ARP - Address Resolution Protocol. How the network maps IP to MAC and how this mechanism is attacked (RFC 826)
ARP per RFC 826 - frame structure, gratuitous ARP, proxy ARP. ARP poisoning attack and defences: DAI, port security, static entries.
The Address Resolution Protocol (ARP) is one of the oldest Internet protocols. The specification was written by David C. Plummer at MIT and published in November 1982 as RFC 826. Since then the protocol itself has barely evolved - its deep simplicity is both a strength (universality) and a weakness (no security mechanisms).
ARP bridges two layers of the OSI model: when an IPv4 host wants to send a packet to an IP address on its local network, it must first determine the MAC address corresponding to that IP. Without it the Ethernet switch would not know which port to forward the frame to.
ARP frame structure
ARP is encapsulated directly in an Ethernet frame with EtherType 0x0806. Packet format:
| Field | Length | Purpose |
|---|---|---|
| Hardware Type | 2 bytes | Network type (1 = Ethernet) |
| Protocol Type | 2 bytes | L3 protocol type (0x0800 = IPv4) |
| Hardware Length | 1 byte | MAC address length (6 for Ethernet) |
| Protocol Length | 1 byte | L3 address length (4 for IPv4) |
| Operation | 2 bytes | Operation code (1 = Request, 2 = Reply, 3/4 = RARP) |
| Sender Hardware Address | 6 bytes | Sender MAC |
| Sender Protocol Address | 4 bytes | Sender IP |
| Target Hardware Address | 6 bytes | Target MAC (zeros in Request) |
| Target Protocol Address | 4 bytes | Target IP |
The packet is 28 bytes; including the Ethernet header - 42 bytes. The minimum Ethernet frame is 64 bytes, so ARP is padded with zeros up to that size.

#### GOAL 1
Answer these questions from the ARP text:
(a) Who wrote the ARP specification, and when was it published?
(b) Which EtherType marks an Ethernet frame that carries ARP?
(c) How long is an ARP packet once the Ethernet header is included?
#### GOAL 2
Write the next part of the ARP text, starting after its final sentence.
The data that comes after the ARP text has no connection to it.

#### INFORMATION GIVEN
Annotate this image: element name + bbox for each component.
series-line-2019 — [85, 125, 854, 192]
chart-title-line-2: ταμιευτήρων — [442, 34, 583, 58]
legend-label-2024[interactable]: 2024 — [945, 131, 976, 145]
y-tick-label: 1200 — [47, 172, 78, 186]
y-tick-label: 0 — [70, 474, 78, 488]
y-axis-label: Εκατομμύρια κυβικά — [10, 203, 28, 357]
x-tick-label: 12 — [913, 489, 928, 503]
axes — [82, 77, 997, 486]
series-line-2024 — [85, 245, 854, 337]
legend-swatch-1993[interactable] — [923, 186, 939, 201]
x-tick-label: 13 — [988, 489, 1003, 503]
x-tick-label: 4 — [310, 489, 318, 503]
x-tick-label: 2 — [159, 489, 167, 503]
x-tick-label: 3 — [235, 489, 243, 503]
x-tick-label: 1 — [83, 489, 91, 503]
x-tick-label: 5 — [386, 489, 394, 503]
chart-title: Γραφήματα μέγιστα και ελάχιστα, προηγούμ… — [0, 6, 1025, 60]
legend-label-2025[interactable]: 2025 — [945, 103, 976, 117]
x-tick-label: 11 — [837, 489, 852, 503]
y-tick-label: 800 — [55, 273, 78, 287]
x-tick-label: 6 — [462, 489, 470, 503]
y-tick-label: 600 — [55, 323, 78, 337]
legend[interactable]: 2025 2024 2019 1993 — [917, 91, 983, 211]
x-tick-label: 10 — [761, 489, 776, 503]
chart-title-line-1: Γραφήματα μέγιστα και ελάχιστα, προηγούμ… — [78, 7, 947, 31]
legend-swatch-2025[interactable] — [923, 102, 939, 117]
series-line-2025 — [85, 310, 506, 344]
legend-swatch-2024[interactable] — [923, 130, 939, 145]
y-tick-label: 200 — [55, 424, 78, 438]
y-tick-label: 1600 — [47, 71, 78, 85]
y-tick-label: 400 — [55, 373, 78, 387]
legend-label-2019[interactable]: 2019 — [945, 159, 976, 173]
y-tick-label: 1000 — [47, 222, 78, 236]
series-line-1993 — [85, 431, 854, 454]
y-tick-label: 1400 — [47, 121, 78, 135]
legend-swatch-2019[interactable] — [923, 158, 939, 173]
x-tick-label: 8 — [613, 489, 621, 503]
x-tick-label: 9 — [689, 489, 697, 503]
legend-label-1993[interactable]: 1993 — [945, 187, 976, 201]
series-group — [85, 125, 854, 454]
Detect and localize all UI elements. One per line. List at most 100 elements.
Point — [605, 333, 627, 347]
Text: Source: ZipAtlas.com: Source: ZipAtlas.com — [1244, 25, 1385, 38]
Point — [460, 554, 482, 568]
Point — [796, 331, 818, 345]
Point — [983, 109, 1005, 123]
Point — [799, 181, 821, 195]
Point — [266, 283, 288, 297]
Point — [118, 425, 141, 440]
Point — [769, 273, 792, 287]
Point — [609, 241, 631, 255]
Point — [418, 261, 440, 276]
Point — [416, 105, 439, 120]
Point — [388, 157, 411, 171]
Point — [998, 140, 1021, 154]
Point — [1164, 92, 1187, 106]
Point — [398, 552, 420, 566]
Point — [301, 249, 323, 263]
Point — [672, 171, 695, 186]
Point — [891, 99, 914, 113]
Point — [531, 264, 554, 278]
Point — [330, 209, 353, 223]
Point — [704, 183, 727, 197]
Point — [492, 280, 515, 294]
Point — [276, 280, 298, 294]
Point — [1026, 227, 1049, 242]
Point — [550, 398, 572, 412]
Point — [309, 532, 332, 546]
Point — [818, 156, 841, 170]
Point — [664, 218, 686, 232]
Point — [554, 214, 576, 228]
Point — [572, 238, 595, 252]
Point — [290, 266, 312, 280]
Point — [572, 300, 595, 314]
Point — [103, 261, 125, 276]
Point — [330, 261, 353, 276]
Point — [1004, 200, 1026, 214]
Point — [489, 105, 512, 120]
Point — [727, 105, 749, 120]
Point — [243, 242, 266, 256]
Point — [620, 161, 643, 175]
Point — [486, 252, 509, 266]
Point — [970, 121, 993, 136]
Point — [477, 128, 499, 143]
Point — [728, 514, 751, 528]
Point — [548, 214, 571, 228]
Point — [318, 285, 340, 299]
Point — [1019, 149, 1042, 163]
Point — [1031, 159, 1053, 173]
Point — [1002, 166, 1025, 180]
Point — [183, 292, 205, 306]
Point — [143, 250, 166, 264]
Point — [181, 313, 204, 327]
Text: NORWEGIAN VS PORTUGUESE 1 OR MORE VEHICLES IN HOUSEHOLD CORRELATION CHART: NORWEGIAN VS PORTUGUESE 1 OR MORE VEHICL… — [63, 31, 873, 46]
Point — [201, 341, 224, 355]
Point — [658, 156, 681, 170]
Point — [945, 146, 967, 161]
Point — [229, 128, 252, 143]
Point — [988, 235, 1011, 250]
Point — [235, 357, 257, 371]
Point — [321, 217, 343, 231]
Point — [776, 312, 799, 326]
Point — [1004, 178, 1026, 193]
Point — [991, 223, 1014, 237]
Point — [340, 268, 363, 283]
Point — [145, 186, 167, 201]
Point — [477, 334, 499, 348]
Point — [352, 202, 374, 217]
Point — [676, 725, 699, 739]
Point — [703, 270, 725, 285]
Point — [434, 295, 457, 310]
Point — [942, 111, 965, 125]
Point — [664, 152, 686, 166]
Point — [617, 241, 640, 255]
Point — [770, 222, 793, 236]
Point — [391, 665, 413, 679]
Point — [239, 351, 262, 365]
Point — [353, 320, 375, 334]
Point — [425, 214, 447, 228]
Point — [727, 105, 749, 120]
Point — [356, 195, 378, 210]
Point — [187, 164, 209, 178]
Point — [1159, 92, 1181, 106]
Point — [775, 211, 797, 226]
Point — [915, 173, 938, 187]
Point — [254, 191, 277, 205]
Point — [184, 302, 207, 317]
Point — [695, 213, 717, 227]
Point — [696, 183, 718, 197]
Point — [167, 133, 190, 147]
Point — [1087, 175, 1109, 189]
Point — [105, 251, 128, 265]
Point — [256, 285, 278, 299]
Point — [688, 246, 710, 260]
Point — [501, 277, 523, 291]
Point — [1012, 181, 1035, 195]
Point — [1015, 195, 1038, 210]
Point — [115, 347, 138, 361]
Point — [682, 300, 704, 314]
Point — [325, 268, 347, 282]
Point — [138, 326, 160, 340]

#### EXERCISE ANSWER 1
(a) David C. Plummer at MIT wrote it, and it was published in November 1982 as RFC 826.
(b) EtherType 0x0806.
(c) 42 bytes.

#### EXERCISE ANSWER 2
The exchange
Typical scenario: host 192.168.1.10 wants to send a packet to 192.168.1.20.
- The host checks its ARP table. If there is no entry for 192.168.1.20, it sends an ARP Request as a broadcast (destination MAC = FF:FF:FF:FF:FF:FF): “Who has 192.168.1.20? Tell 192.168.1.10”.
- All hosts in the segment receive the request. The host with IP 192.168.1.20 answers with a unicast ARP Reply: “192.168.1.20 is at MAC AA:BB:CC:DD:EE:FF”.
- The originating host stores the mapping in its ARP table (typically for 20-300 seconds) and sends the packet.
ARP variants
Gratuitous ARP (GARP) - a host sends an ARP Request or Reply with its own IP as the target. Uses: duplicate address detection, announcing takeover of a virtual address (VRRP, HSRP, cluster failover), refreshing neighbours’ ARP tables.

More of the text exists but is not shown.